→ **WHAT TO PRODUCE**
Your copy should contain exactly the lines from the one that holds "Transcribe the text in this document." through the end of the material, reproduced as written, with no pictures.

┌─ STORED RECORDS

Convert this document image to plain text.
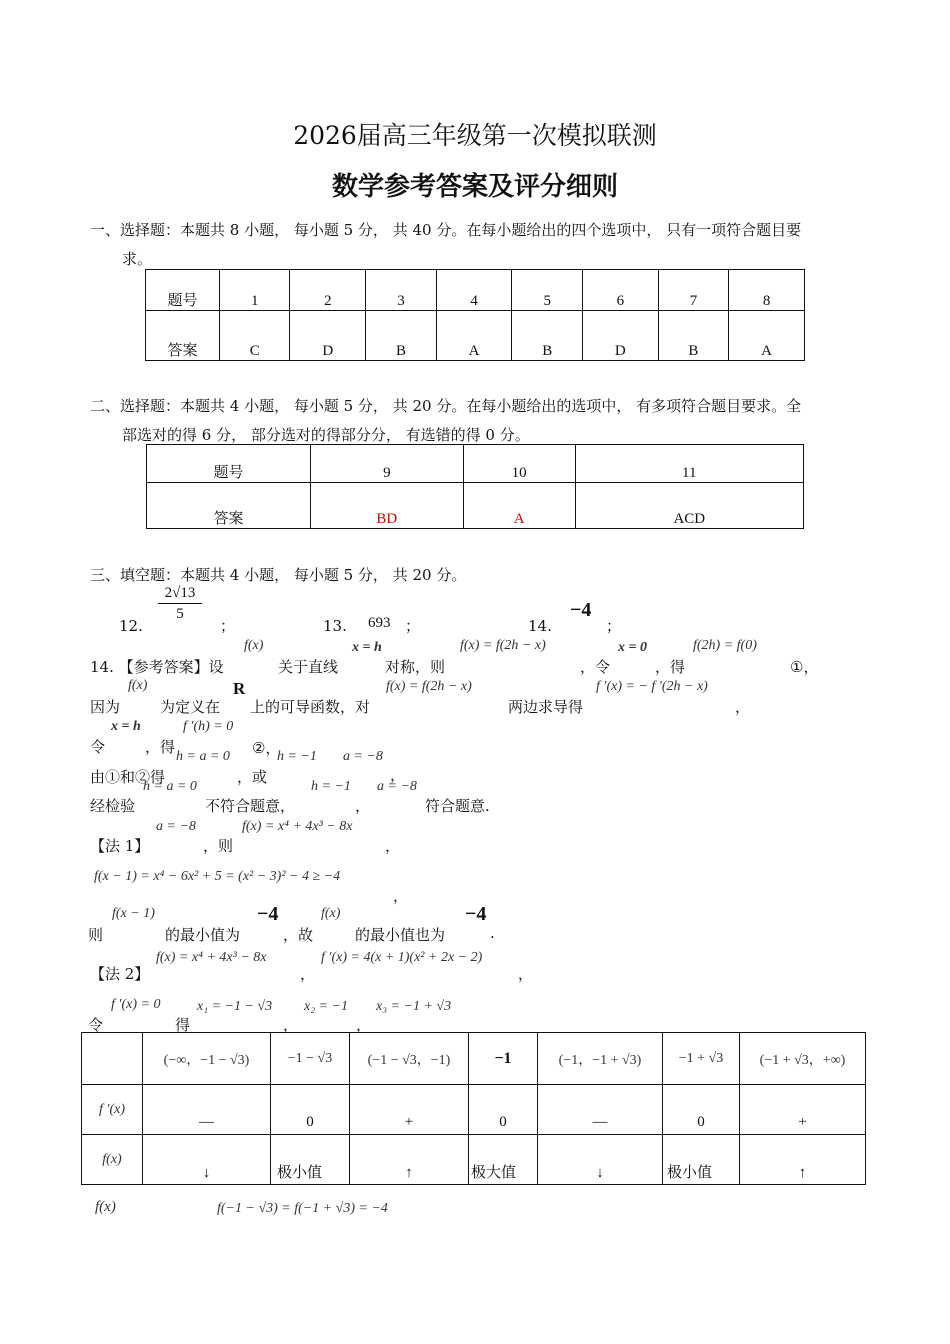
2026届高三年级第一次模拟联测
数学参考答案及评分细则
一、选择题：本题共 8 小题， 每小题 5 分， 共 40 分。在每小题给出的四个选项中， 只有一项符合题目要
求。
题号	1	2	3	4	5	6	7	8
答案	C	D	B	A	B	D	B	A
二、选择题：本题共 4 小题， 每小题 5 分， 共 20 分。在每小题给出的选项中， 有多项符合题目要求。全
部选对的得 6 分， 部分选对的得部分分， 有选错的得 0 分。
题号	9	10	11
答案	BD	A	ACD
三、填空题：本题共 4 小题， 每小题 5 分， 共 20 分。
12.
2√13
5
；	13. 693 ；	14.
−4
；
14. 【参考答案】设
f(x)
关于直线
x = h
对称，则
f(x) = f(2h − x)
，令
x = 0
，得
f(2h) = f(0)
①，
因为
f(x)
为定义在
R
上的可导函数，对
f(x) = f(2h − x)
两边求导得
f ′(x) = − f ′(2h − x)
，
x = h	f ′(h) = 0
令	，得
h = a = 0 ②，
h = −1 a = −8
由①和②得	，或	，
h = a = 0	h = −1 a = −8
经检验	不符合题意，	，	符合题意.
a = −8	f(x) = x⁴ + 4x³ − 8x
【法 1】	，则	，
f(x − 1) = x⁴ − 6x² + 5 = (x² − 3)² − 4 ≥ −4
，
f(x − 1)	−4	f(x)	−4
则	的最小值为	，故	的最小值也为	.
【法 2】
f(x) = x⁴ + 4x³ − 8x
，
f ′(x) = 4(x + 1)(x² + 2x − 2)
，
f ′(x) = 0	x₁ = −1 − √3 x₂ = −1 x₃ = −1 + √3
令	得	，	，
	(−∞，−1 − √3)	−1 − √3	(−1 − √3，−1)	−1	(−1，−1 + √3)	−1 + √3	(−1 + √3，+∞)
f ′(x)	—	0	+	0	—	0	+
f(x)	↓	极小值	↑	极大值	↓	极小值	↑
f(x)	f(−1 − √3) = f(−1 + √3) = −4
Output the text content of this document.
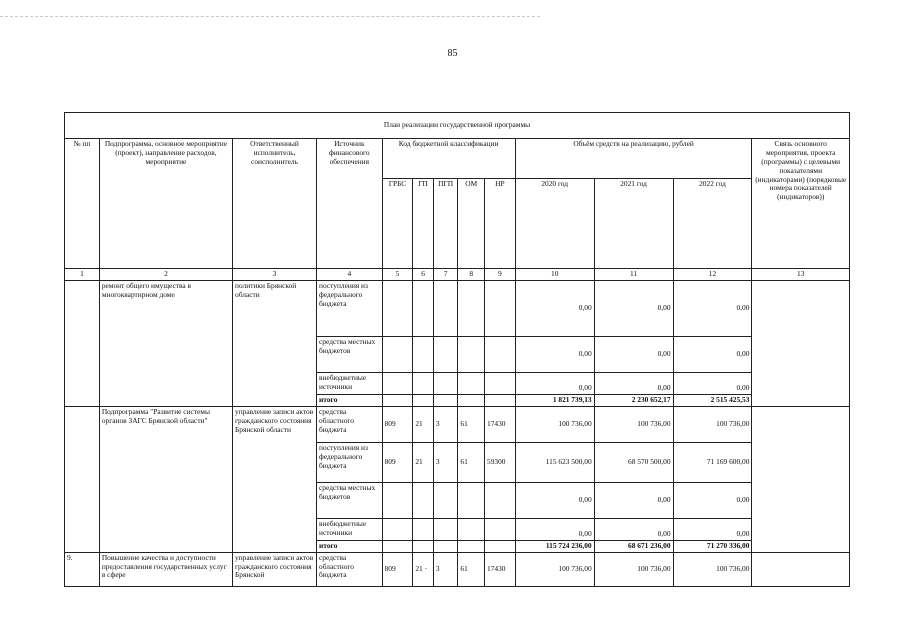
85
План реализации государственной программы												
№ пп	Подпрограмма, основное мероприятие (проект), направление расходов, мероприятие	Ответственный исполнитель, соисполнитель	Источник финансового обеспечения	Код бюджетной классификации					Объём средств на реализацию, рублей			Связь основного мероприятия, проекта (программы) с целевыми показателями (индикаторами) (порядковые номера показателей (индикаторов))
				ГРБС	ГП	ПГП	ОМ	НР	2020 год	2021 год	2022 год	
1	2	3	4	5	6	7	8	9	10	11	12	13
	ремонт общего имущества в многоквартирном доме	политики Брянской области	поступления из федерального бюджета						0,00	0,00	0,00	
			средства местных бюджетов						0,00	0,00	0,00	
			внебюджетные источники						0,00	0,00	0,00	
			итого						1 821 739,13	2 230 652,17	2 515 425,53	
	Подпрограмма "Развитие системы органов ЗАГС Брянской области"	управление записи актов гражданского состояния Брянской области	средства областного бюджета	809	21	3	61	17430	100 736,00	100 736,00	100 736,00	
			поступления из федерального бюджета	809	21	3	61	59300	115 623 500,00	68 570 500,00	71 169 600,00	
			средства местных бюджетов						0,00	0,00	0,00	
			внебюджетные источники						0,00	0,00	0,00	
			итого						115 724 236,00	68 671 236,00	71 270 336,00	
9.	Повышение качества и доступности предоставления государственных услуг в сфере	управление записи актов гражданского состояния Брянской	средства областного бюджета	809	21 ·	3	61	17430	100 736,00	100 736,00	100 736,00	
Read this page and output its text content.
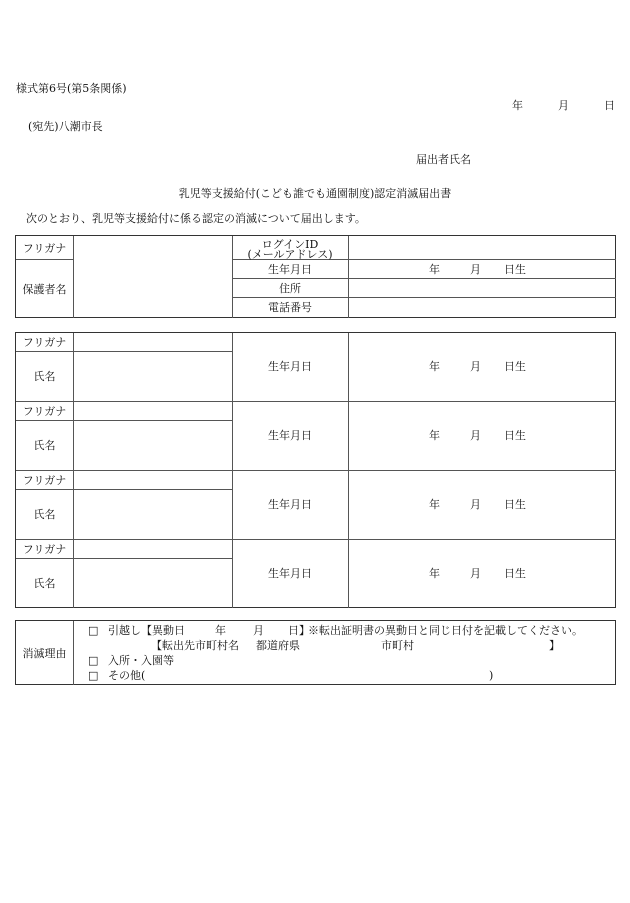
様式第6号(第5条関係)
年	月	日
(宛先)八潮市長
届出者氏名
乳児等支援給付(こども誰でも通園制度)認定消滅届出書
次のとおり、乳児等支援給付に係る認定の消滅について届出します。
フリガナ
保護者名
ログインID
(メールアドレス)
生年月日	年	月 日生
住所
電話番号
フリガナ
氏名
生年月日	年	月 日生
フリガナ
氏名
生年月日	年	月 日生
フリガナ
氏名
生年月日	年	月 日生
フリガナ
氏名
生年月日	年	月 日生
消滅理由
□ 引越し【異動日	年 月 日】
※転出証明書の異動日と同じ日付を記載してください。
【転出先市町村名 都道府県	市町村	】
□ 入所・入園等
□ その他(	)
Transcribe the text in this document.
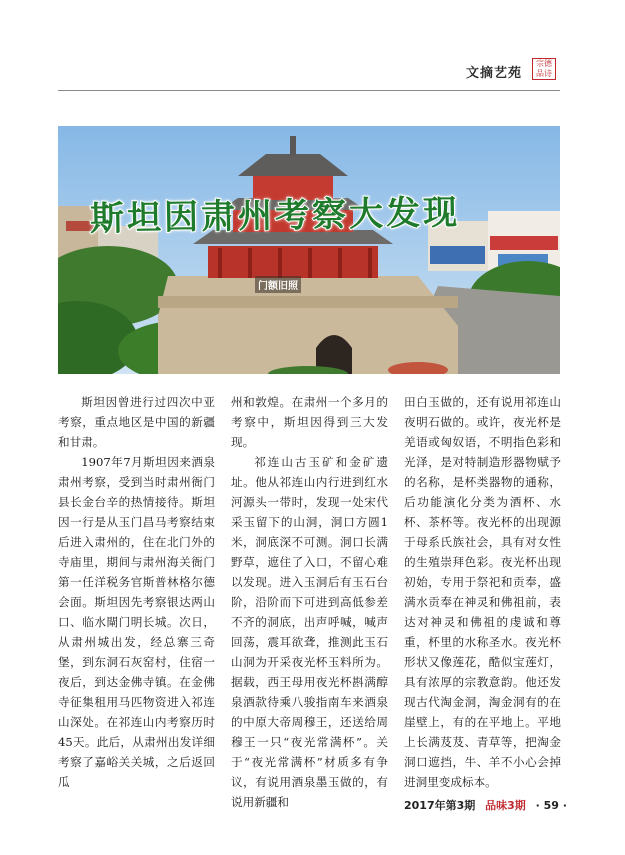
文摘艺苑
宗德品诗
斯坦因肃州考察大发现
门额旧照

斯坦因曾进行过四次中亚考察，重点地区是中国的新疆和甘肃。

1907年7月斯坦因来酒泉肃州考察，受到当时肃州衙门县长金台辛的热情接待。斯坦因一行是从玉门昌马考察结束后进入肃州的，住在北门外的寺庙里，期间与肃州海关衙门第一任洋税务官斯普林格尔德会面。斯坦因先考察银达两山口、临水閘门明长城。次日，从肃州城出发，经总寨三奇堡，到东洞石灰窑村，住宿一夜后，到达金佛寺镇。在金佛寺征集租用马匹物资进入祁连山深处。在祁连山内考察历时45天。此后，从肃州出发详细考察了嘉峪关关城，之后返回瓜

州和敦煌。在肃州一个多月的考察中，斯坦因得到三大发现。

祁连山古玉矿和金矿遗址。他从祁连山内行进到红水河源头一带时，发现一处宋代采玉留下的山洞，洞口方圆1米，洞底深不可测。洞口长满野草，遮住了入口，不留心难以发现。进入玉洞后有玉石台阶，沿阶而下可进到高低参差不齐的洞底，出声呼喊，喊声回荡，震耳欲聋，推测此玉石山洞为开采夜光杯玉料所为。据载，西王母用夜光杯斟满醇泉酒款待乘八骏指南车来酒泉的中原大帝周穆王，还送给周穆王一只“夜光常满杯”。关于“夜光常满杯”材质多有争议，有说用酒泉墨玉做的，有说用新疆和

田白玉做的，还有说用祁连山夜明石做的。或许，夜光杯是羌语或匈奴语，不明指色彩和光泽，是对特制造形器物赋予的名称，是杯类器物的通称，后功能演化分类为酒杯、水杯、茶杯等。夜光杯的出现源于母系氏族社会，具有对女性的生殖崇拜色彩。夜光杯出现初始，专用于祭祀和贡奉，盛满水贡奉在神灵和佛祖前，表达对神灵和佛祖的虔诚和尊重，杯里的水称圣水。夜光杯形状又像莲花，酷似宝莲灯，具有浓厚的宗教意韵。他还发现古代淘金洞，淘金洞有的在崖壁上，有的在平地上。平地上长满芨芨、青草等，把淘金洞口遮挡，牛、羊不小心会掉进洞里变成标本。

2017年第3期 品味3期 · 59 ·
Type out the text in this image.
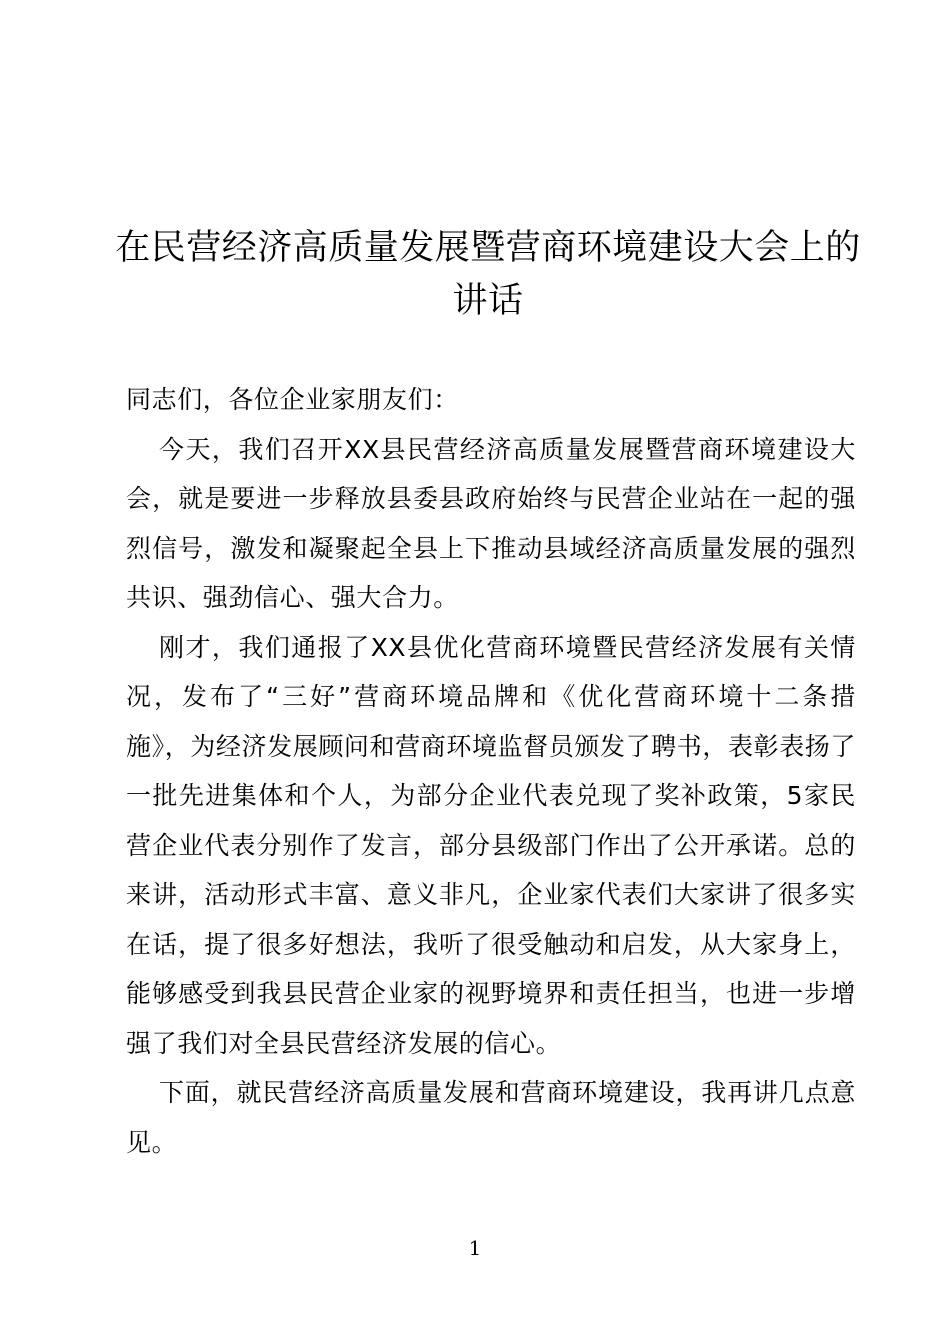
在民营经济高质量发展暨营商环境建设大会上的讲话

同志们，各位企业家朋友们：

今天，我们召开XX县民营经济高质量发展暨营商环境建设大会，就是要进一步释放县委县政府始终与民营企业站在一起的强烈信号，激发和凝聚起全县上下推动县域经济高质量发展的强烈共识、强劲信心、强大合力。

刚才，我们通报了XX县优化营商环境暨民营经济发展有关情况，发布了“三好”营商环境品牌和《优化营商环境十二条措施》，为经济发展顾问和营商环境监督员颁发了聘书，表彰表扬了一批先进集体和个人，为部分企业代表兑现了奖补政策，5家民营企业代表分别作了发言，部分县级部门作出了公开承诺。总的来讲，活动形式丰富、意义非凡，企业家代表们大家讲了很多实在话，提了很多好想法，我听了很受触动和启发，从大家身上，能够感受到我县民营企业家的视野境界和责任担当，也进一步增强了我们对全县民营经济发展的信心。

下面，就民营经济高质量发展和营商环境建设，我再讲几点意见。

1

└─

→ **CORRECT RESPONSE**
Transcribe the text in this document.
文摘艺苑
宗德品诗
斯坦因肃州考察大发现
门额旧照

斯坦因曾进行过四次中亚考察，重点地区是中国的新疆和甘肃。

1907年7月斯坦因来酒泉肃州考察，受到当时肃州衙门县长金台辛的热情接待。斯坦因一行是从玉门昌马考察结束后进入肃州的，住在北门外的寺庙里，期间与肃州海关衙门第一任洋税务官斯普林格尔德会面。斯坦因先考察银达两山口、临水閘门明长城。次日，从肃州城出发，经总寨三奇堡，到东洞石灰窑村，住宿一夜后，到达金佛寺镇。在金佛寺征集租用马匹物资进入祁连山深处。在祁连山内考察历时45天。此后，从肃州出发详细考察了嘉峪关关城，之后返回瓜

州和敦煌。在肃州一个多月的考察中，斯坦因得到三大发现。

祁连山古玉矿和金矿遗址。他从祁连山内行进到红水河源头一带时，发现一处宋代采玉留下的山洞，洞口方圆1米，洞底深不可测。洞口长满野草，遮住了入口，不留心难以发现。进入玉洞后有玉石台阶，沿阶而下可进到高低参差不齐的洞底，出声呼喊，喊声回荡，震耳欲聋，推测此玉石山洞为开采夜光杯玉料所为。据载，西王母用夜光杯斟满醇泉酒款待乘八骏指南车来酒泉的中原大帝周穆王，还送给周穆王一只“夜光常满杯”。关于“夜光常满杯”材质多有争议，有说用酒泉墨玉做的，有说用新疆和

田白玉做的，还有说用祁连山夜明石做的。或许，夜光杯是羌语或匈奴语，不明指色彩和光泽，是对特制造形器物赋予的名称，是杯类器物的通称，后功能演化分类为酒杯、水杯、茶杯等。夜光杯的出现源于母系氏族社会，具有对女性的生殖崇拜色彩。夜光杯出现初始，专用于祭祀和贡奉，盛满水贡奉在神灵和佛祖前，表达对神灵和佛祖的虔诚和尊重，杯里的水称圣水。夜光杯形状又像莲花，酷似宝莲灯，具有浓厚的宗教意韵。他还发现古代淘金洞，淘金洞有的在崖壁上，有的在平地上。平地上长满芨芨、青草等，把淘金洞口遮挡，牛、羊不小心会掉进洞里变成标本。

2017年第3期 品味3期 · 59 ·
Type out the text in this image.
在民营经济高质量发展暨营商环境建设大会上的讲话

同志们，各位企业家朋友们：

今天，我们召开XX县民营经济高质量发展暨营商环境建设大会，就是要进一步释放县委县政府始终与民营企业站在一起的强烈信号，激发和凝聚起全县上下推动县域经济高质量发展的强烈共识、强劲信心、强大合力。

刚才，我们通报了XX县优化营商环境暨民营经济发展有关情况，发布了“三好”营商环境品牌和《优化营商环境十二条措施》，为经济发展顾问和营商环境监督员颁发了聘书，表彰表扬了一批先进集体和个人，为部分企业代表兑现了奖补政策，5家民营企业代表分别作了发言，部分县级部门作出了公开承诺。总的来讲，活动形式丰富、意义非凡，企业家代表们大家讲了很多实在话，提了很多好想法，我听了很受触动和启发，从大家身上，能够感受到我县民营企业家的视野境界和责任担当，也进一步增强了我们对全县民营经济发展的信心。

下面，就民营经济高质量发展和营商环境建设，我再讲几点意见。

1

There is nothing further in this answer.